* TASK INPUT:
------------------------------

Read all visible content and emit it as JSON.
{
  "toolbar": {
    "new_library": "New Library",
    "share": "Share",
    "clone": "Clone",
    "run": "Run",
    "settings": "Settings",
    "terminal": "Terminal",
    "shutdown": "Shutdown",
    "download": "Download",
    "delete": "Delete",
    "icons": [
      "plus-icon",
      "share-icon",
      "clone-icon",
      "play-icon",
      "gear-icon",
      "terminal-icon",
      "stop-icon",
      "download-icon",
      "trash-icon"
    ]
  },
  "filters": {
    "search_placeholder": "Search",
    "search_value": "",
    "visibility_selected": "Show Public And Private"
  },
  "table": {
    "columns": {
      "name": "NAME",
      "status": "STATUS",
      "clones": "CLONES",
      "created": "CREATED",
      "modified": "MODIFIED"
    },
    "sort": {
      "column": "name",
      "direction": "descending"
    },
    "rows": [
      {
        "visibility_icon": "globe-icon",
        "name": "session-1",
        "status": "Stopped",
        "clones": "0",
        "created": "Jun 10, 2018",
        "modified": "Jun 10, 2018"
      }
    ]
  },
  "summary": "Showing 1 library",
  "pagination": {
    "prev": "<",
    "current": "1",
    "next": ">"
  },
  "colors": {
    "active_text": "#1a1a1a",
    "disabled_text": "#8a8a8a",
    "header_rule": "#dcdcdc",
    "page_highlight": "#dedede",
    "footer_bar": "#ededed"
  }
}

------------------------------

* WRITTEN PROBLEM:
From the data, list each line in which the string "modified" appears.

* RESULT BELOW:
      "modified": "MODIFIED"
        "modified": "Jun 10, 2018"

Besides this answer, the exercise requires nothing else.